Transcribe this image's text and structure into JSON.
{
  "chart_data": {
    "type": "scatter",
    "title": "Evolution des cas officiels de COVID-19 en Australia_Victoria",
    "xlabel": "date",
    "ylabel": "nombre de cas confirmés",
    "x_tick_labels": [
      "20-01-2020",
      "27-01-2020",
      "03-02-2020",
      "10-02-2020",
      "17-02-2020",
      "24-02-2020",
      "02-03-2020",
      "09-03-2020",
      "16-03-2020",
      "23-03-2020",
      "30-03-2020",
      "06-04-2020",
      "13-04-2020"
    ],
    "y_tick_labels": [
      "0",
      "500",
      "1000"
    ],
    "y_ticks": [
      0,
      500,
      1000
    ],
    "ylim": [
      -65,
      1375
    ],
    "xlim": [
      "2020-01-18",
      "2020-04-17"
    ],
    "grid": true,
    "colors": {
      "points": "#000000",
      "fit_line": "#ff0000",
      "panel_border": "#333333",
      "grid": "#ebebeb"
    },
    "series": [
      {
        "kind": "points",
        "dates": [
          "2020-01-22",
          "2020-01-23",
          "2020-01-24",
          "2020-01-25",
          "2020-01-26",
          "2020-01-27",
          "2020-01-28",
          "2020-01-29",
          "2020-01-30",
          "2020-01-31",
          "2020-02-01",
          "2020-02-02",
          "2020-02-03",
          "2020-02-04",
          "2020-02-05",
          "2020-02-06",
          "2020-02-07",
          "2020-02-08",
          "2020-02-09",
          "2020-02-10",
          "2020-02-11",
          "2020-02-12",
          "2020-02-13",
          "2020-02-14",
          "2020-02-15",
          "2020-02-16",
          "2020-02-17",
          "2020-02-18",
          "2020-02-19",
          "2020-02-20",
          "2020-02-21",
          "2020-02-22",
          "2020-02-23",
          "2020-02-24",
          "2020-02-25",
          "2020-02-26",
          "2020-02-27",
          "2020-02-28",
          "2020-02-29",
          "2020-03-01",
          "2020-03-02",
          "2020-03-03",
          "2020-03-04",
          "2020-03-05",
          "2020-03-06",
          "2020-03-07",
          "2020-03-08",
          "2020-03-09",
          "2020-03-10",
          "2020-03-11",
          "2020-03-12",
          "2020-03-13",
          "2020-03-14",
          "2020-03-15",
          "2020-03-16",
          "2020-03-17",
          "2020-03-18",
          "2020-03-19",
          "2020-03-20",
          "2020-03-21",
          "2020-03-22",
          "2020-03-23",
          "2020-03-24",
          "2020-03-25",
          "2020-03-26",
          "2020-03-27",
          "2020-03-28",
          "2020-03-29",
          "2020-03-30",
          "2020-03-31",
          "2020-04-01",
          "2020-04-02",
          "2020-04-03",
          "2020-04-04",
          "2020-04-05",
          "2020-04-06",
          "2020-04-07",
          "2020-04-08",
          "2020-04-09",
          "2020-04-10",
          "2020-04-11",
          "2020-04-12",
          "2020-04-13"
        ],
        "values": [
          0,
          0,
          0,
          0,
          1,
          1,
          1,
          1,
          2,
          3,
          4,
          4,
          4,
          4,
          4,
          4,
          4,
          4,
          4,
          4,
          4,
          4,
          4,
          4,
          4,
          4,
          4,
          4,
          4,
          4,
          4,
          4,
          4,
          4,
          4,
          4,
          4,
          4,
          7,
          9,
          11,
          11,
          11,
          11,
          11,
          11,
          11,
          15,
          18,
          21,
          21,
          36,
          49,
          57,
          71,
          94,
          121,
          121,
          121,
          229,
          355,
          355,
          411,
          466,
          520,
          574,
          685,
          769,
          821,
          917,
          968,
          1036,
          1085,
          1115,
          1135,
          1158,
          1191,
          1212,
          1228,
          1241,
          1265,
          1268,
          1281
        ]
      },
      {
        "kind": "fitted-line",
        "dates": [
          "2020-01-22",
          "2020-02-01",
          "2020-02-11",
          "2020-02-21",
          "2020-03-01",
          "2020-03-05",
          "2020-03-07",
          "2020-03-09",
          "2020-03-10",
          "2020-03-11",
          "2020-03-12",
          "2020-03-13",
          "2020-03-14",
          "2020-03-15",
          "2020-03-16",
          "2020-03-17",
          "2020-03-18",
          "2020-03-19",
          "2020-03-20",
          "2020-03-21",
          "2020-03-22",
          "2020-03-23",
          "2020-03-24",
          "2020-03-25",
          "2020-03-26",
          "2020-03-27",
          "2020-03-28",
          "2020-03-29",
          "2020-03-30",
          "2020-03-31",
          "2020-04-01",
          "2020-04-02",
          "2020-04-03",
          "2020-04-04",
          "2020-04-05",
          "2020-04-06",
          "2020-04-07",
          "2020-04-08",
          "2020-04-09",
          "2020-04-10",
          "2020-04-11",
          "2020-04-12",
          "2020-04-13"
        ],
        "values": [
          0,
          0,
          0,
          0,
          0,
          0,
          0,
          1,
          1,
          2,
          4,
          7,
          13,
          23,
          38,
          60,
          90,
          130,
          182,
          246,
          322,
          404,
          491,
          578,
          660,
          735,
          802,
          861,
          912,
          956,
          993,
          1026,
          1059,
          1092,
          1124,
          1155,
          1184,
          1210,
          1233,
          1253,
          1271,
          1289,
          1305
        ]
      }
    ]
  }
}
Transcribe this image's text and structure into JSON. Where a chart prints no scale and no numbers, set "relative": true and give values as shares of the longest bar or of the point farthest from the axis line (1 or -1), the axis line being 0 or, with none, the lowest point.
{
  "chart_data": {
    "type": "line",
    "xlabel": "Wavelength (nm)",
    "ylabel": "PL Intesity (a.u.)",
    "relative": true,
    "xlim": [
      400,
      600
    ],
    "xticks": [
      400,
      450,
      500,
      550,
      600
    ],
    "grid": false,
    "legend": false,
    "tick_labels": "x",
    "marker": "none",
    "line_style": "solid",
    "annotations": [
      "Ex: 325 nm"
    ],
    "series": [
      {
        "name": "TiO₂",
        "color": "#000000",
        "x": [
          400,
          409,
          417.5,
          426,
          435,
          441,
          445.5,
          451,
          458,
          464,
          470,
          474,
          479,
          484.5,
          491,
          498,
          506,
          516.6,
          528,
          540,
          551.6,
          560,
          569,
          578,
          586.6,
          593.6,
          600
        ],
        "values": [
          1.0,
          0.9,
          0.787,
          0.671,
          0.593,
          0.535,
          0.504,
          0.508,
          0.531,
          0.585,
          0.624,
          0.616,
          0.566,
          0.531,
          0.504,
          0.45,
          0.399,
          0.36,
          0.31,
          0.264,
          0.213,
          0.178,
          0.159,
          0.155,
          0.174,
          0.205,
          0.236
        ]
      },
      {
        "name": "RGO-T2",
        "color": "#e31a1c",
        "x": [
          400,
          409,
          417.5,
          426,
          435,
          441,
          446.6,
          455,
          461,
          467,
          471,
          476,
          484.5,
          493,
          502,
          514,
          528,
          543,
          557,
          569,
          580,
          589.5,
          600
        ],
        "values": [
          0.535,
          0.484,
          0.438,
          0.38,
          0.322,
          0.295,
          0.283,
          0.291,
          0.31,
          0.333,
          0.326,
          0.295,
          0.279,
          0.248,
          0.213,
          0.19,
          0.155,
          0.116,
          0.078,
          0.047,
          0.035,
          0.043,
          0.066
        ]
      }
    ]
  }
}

== Task details ==
Produce an exact copy of every entry above.

== Final result ==
Transcribe this image's text and structure into JSON.
{
  "chart_data": {
    "type": "scatter",
    "title": "Evolution des cas officiels de COVID-19 en Australia_Victoria",
    "xlabel": "date",
    "ylabel": "nombre de cas confirmés",
    "x_tick_labels": [
      "20-01-2020",
      "27-01-2020",
      "03-02-2020",
      "10-02-2020",
      "17-02-2020",
      "24-02-2020",
      "02-03-2020",
      "09-03-2020",
      "16-03-2020",
      "23-03-2020",
      "30-03-2020",
      "06-04-2020",
      "13-04-2020"
    ],
    "y_tick_labels": [
      "0",
      "500",
      "1000"
    ],
    "y_ticks": [
      0,
      500,
      1000
    ],
    "ylim": [
      -65,
      1375
    ],
    "xlim": [
      "2020-01-18",
      "2020-04-17"
    ],
    "grid": true,
    "colors": {
      "points": "#000000",
      "fit_line": "#ff0000",
      "panel_border": "#333333",
      "grid": "#ebebeb"
    },
    "series": [
      {
        "kind": "points",
        "dates": [
          "2020-01-22",
          "2020-01-23",
          "2020-01-24",
          "2020-01-25",
          "2020-01-26",
          "2020-01-27",
          "2020-01-28",
          "2020-01-29",
          "2020-01-30",
          "2020-01-31",
          "2020-02-01",
          "2020-02-02",
          "2020-02-03",
          "2020-02-04",
          "2020-02-05",
          "2020-02-06",
          "2020-02-07",
          "2020-02-08",
          "2020-02-09",
          "2020-02-10",
          "2020-02-11",
          "2020-02-12",
          "2020-02-13",
          "2020-02-14",
          "2020-02-15",
          "2020-02-16",
          "2020-02-17",
          "2020-02-18",
          "2020-02-19",
          "2020-02-20",
          "2020-02-21",
          "2020-02-22",
          "2020-02-23",
          "2020-02-24",
          "2020-02-25",
          "2020-02-26",
          "2020-02-27",
          "2020-02-28",
          "2020-02-29",
          "2020-03-01",
          "2020-03-02",
          "2020-03-03",
          "2020-03-04",
          "2020-03-05",
          "2020-03-06",
          "2020-03-07",
          "2020-03-08",
          "2020-03-09",
          "2020-03-10",
          "2020-03-11",
          "2020-03-12",
          "2020-03-13",
          "2020-03-14",
          "2020-03-15",
          "2020-03-16",
          "2020-03-17",
          "2020-03-18",
          "2020-03-19",
          "2020-03-20",
          "2020-03-21",
          "2020-03-22",
          "2020-03-23",
          "2020-03-24",
          "2020-03-25",
          "2020-03-26",
          "2020-03-27",
          "2020-03-28",
          "2020-03-29",
          "2020-03-30",
          "2020-03-31",
          "2020-04-01",
          "2020-04-02",
          "2020-04-03",
          "2020-04-04",
          "2020-04-05",
          "2020-04-06",
          "2020-04-07",
          "2020-04-08",
          "2020-04-09",
          "2020-04-10",
          "2020-04-11",
          "2020-04-12",
          "2020-04-13"
        ],
        "values": [
          0,
          0,
          0,
          0,
          1,
          1,
          1,
          1,
          2,
          3,
          4,
          4,
          4,
          4,
          4,
          4,
          4,
          4,
          4,
          4,
          4,
          4,
          4,
          4,
          4,
          4,
          4,
          4,
          4,
          4,
          4,
          4,
          4,
          4,
          4,
          4,
          4,
          4,
          7,
          9,
          11,
          11,
          11,
          11,
          11,
          11,
          11,
          15,
          18,
          21,
          21,
          36,
          49,
          57,
          71,
          94,
          121,
          121,
          121,
          229,
          355,
          355,
          411,
          466,
          520,
          574,
          685,
          769,
          821,
          917,
          968,
          1036,
          1085,
          1115,
          1135,
          1158,
          1191,
          1212,
          1228,
          1241,
          1265,
          1268,
          1281
        ]
      },
      {
        "kind": "fitted-line",
        "dates": [
          "2020-01-22",
          "2020-02-01",
          "2020-02-11",
          "2020-02-21",
          "2020-03-01",
          "2020-03-05",
          "2020-03-07",
          "2020-03-09",
          "2020-03-10",
          "2020-03-11",
          "2020-03-12",
          "2020-03-13",
          "2020-03-14",
          "2020-03-15",
          "2020-03-16",
          "2020-03-17",
          "2020-03-18",
          "2020-03-19",
          "2020-03-20",
          "2020-03-21",
          "2020-03-22",
          "2020-03-23",
          "2020-03-24",
          "2020-03-25",
          "2020-03-26",
          "2020-03-27",
          "2020-03-28",
          "2020-03-29",
          "2020-03-30",
          "2020-03-31",
          "2020-04-01",
          "2020-04-02",
          "2020-04-03",
          "2020-04-04",
          "2020-04-05",
          "2020-04-06",
          "2020-04-07",
          "2020-04-08",
          "2020-04-09",
          "2020-04-10",
          "2020-04-11",
          "2020-04-12",
          "2020-04-13"
        ],
        "values": [
          0,
          0,
          0,
          0,
          0,
          0,
          0,
          1,
          1,
          2,
          4,
          7,
          13,
          23,
          38,
          60,
          90,
          130,
          182,
          246,
          322,
          404,
          491,
          578,
          660,
          735,
          802,
          861,
          912,
          956,
          993,
          1026,
          1059,
          1092,
          1124,
          1155,
          1184,
          1210,
          1233,
          1253,
          1271,
          1289,
          1305
        ]
      }
    ]
  }
}
Transcribe this image's text and structure into JSON. Where a chart prints no scale and no numbers, set "relative": true and give values as shares of the longest bar or of the point farthest from the axis line (1 or -1), the axis line being 0 or, with none, the lowest point.
{
  "chart_data": {
    "type": "line",
    "xlabel": "Wavelength (nm)",
    "ylabel": "PL Intesity (a.u.)",
    "relative": true,
    "xlim": [
      400,
      600
    ],
    "xticks": [
      400,
      450,
      500,
      550,
      600
    ],
    "grid": false,
    "legend": false,
    "tick_labels": "x",
    "marker": "none",
    "line_style": "solid",
    "annotations": [
      "Ex: 325 nm"
    ],
    "series": [
      {
        "name": "TiO₂",
        "color": "#000000",
        "x": [
          400,
          409,
          417.5,
          426,
          435,
          441,
          445.5,
          451,
          458,
          464,
          470,
          474,
          479,
          484.5,
          491,
          498,
          506,
          516.6,
          528,
          540,
          551.6,
          560,
          569,
          578,
          586.6,
          593.6,
          600
        ],
        "values": [
          1.0,
          0.9,
          0.787,
          0.671,
          0.593,
          0.535,
          0.504,
          0.508,
          0.531,
          0.585,
          0.624,
          0.616,
          0.566,
          0.531,
          0.504,
          0.45,
          0.399,
          0.36,
          0.31,
          0.264,
          0.213,
          0.178,
          0.159,
          0.155,
          0.174,
          0.205,
          0.236
        ]
      },
      {
        "name": "RGO-T2",
        "color": "#e31a1c",
        "x": [
          400,
          409,
          417.5,
          426,
          435,
          441,
          446.6,
          455,
          461,
          467,
          471,
          476,
          484.5,
          493,
          502,
          514,
          528,
          543,
          557,
          569,
          580,
          589.5,
          600
        ],
        "values": [
          0.535,
          0.484,
          0.438,
          0.38,
          0.322,
          0.295,
          0.283,
          0.291,
          0.31,
          0.333,
          0.326,
          0.295,
          0.279,
          0.248,
          0.213,
          0.19,
          0.155,
          0.116,
          0.078,
          0.047,
          0.035,
          0.043,
          0.066
        ]
      }
    ]
  }
}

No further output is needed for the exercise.